> [EXCERPT PROVIDED]

※ ※ ※

MoneyHash raises $4.5 million seed to grow its ‘payment operating system’ for Middle East & Africa

Cairo-born fintech MoneyHash has raised $4.5 million in a seed round led by Dubai’s COTU Ventures and Saudi’s Sukna Ventures, it announced in a statement today.

The round was also joined by Riyadh-based RZM Investment, Dubai Future District Fund, Athens-based VentureFriends, GitHub’s co-founder Tom Preston-Werner, and a few other ‘strategic investors’ and operators. It takes total capital raised to date by MoneyHash to $7.5 million.

Founded in 2020 by Nader Abdelrazik and Mustafa Eid, MoneyHash offers an ‘end-to-end payment operating system’ to businesses in the Middle East & Africa.

Its suite of products is comprised of a unified API that integrates pay-in and pay-out rails, a customizable checkout experience, transaction routing capabilities that come with fraud and failure rate optimizers, and a transaction reporting dashboard.

The platform helps merchants improve increase their payments success rate, reduce costs and fraud, eliminate failure, and automate different payment operations.

As the startup notes in its statement, the payments landscape is highlight fragmented in the Middle East & Africa, with each country having multiple payment providers and methods and different regulations.

MoneyHash is trying to fix that with its platform, which comes with over 200 pre-integrated APIs with payment service providers, like Stripe, Adyen, Checkout.com, and Fawry, and payment methods like card, cash, wallets, BNPL, bank accounts, or crypto, across 80+ markets.

The startup promises a 10 to 20 percent increase in revenue for merchants using its product and up to 90 reduction in development cost.

According to its website, MoneyHash is priced at $500 per month plus 0.4 percent per transaction.

The startup launched its beta in 2022 with startups like Foodics, Rain, and Tamatem using its products. MoneyHash then launch its enterprise suite less than six months ago for large enterprises.

The fintech tripled its revenue and grew its volume by 30 times in 2023, it said in a statement.

Nader Abdelrazik, co-founder and CEO of MoneyHash, said, “In MEA, payment failure rates are three times the global average, and fraud rates and cart abandonment are over 20% higher than in all other regions. This places merchants in a challenging position, viewing payments as a cost and risk center rather than a strategic enabler.”

“However, the opportunity is enormous. MEA’s trillions of dollars in payments are still less than 10% digital, suggesting the region will experience the most growth over the next decade. Merchants who navigate the complex payment ecosystem effectively will reap significant benefits. This is where MoneyHash steps in,” he added.

Amir Farha, Managing Partner at COTU Ventures, said, “We firmly believe that the full potential of digital payments in MEA is yet to be realized. MoneyHash developed a sophisticated and high-quality platform that can catalyze the growth of digital payments across the region, enabling both global and local merchants to tap into new revenue streams.”

Asher Siddiqui, General Partner at Sukna Ventures, said that the team at MoneyHash has skilled payment operators “who have leveraged their expertise to establish a competitive edge, prioritizing engineering precision above all else. Their product, refined with precision and supported by a stellar team, is exceptionally well-positioned to lead the market and define the future of digital payments in the region.”

The startup plans to use the latest funds to expand its team and fuel its growth.

※ ※ ※

> [PROVIDED DATA]
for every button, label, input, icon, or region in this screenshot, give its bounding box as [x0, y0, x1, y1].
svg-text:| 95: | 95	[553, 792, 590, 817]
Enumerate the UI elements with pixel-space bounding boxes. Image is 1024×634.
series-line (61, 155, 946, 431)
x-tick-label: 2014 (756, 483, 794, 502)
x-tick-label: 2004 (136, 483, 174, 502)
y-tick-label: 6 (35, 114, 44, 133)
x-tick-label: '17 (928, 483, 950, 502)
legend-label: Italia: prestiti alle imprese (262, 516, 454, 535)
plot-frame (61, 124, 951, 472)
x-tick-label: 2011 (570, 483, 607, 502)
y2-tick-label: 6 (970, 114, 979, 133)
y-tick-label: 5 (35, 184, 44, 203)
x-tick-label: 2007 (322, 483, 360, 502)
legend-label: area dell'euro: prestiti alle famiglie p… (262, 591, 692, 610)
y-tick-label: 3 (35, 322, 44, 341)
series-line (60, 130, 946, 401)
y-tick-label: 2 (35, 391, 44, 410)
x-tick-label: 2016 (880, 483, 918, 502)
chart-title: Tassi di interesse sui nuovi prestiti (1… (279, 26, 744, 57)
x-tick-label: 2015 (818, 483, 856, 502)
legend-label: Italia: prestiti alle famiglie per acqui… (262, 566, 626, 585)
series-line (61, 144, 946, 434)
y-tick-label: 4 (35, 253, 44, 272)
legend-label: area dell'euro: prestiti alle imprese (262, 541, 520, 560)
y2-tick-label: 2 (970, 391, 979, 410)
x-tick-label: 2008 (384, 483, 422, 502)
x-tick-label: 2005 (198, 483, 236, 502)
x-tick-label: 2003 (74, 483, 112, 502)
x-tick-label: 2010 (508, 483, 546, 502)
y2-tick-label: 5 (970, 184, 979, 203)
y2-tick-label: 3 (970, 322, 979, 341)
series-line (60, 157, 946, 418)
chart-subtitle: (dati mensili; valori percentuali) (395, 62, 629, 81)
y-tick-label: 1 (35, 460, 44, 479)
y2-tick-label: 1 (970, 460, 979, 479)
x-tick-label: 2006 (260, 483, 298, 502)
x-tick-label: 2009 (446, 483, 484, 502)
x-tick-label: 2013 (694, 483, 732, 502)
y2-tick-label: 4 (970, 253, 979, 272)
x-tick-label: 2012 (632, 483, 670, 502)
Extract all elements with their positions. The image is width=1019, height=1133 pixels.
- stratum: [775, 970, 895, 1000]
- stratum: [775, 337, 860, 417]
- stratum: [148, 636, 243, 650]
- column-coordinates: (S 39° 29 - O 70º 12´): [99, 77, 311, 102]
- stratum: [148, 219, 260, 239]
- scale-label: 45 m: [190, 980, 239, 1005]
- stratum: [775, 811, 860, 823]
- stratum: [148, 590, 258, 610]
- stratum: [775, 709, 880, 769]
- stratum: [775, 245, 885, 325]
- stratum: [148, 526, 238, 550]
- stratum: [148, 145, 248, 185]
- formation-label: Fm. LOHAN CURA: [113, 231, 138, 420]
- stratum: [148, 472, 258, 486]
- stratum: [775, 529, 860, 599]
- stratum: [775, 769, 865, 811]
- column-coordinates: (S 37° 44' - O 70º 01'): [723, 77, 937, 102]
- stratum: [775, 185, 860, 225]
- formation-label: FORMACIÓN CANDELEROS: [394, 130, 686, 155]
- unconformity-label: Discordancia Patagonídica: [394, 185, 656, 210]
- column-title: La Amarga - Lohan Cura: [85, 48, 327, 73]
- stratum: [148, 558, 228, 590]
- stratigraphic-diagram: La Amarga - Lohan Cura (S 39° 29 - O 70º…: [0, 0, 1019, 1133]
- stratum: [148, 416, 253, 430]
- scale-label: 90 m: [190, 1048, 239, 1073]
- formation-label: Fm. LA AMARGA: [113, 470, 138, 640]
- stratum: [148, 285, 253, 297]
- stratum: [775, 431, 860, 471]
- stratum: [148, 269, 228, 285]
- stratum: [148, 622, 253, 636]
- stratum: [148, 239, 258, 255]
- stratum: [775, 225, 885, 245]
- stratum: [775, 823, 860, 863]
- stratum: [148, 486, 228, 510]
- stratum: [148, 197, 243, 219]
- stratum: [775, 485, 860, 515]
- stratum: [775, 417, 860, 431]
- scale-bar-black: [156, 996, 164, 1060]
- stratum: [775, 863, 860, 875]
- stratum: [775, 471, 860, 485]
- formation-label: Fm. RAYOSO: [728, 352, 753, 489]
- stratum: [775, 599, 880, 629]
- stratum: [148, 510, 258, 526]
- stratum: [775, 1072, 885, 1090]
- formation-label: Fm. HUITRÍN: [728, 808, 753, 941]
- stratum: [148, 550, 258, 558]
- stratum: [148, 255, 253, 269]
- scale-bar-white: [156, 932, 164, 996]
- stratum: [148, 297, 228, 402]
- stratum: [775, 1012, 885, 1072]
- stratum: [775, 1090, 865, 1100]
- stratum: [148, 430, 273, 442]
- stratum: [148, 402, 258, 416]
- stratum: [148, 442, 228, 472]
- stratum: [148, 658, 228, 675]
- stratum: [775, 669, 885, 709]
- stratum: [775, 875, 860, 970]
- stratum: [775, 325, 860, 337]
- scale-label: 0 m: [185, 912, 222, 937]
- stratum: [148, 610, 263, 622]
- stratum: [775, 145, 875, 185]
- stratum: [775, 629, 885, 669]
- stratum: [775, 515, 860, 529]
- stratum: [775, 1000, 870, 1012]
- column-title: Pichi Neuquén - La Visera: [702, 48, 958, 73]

※ ※ ※

> [HOW TO COMPLETE THIS TASK]
Answer these questions from the MoneyHash funding article:
1. In what year was MoneyHash founded, and by whom?
2. What monthly fee and per-transaction rate does MoneyHash charge, according to its website?
3. With the seed round, what is the total capital MoneyHash has raised to date?

> [FINISHED TASK]
1. 2020, by Nader Abdelrazik and Mustafa Eid.
2. $500 per month plus 0.4 percent per transaction.
3. $7.5 million.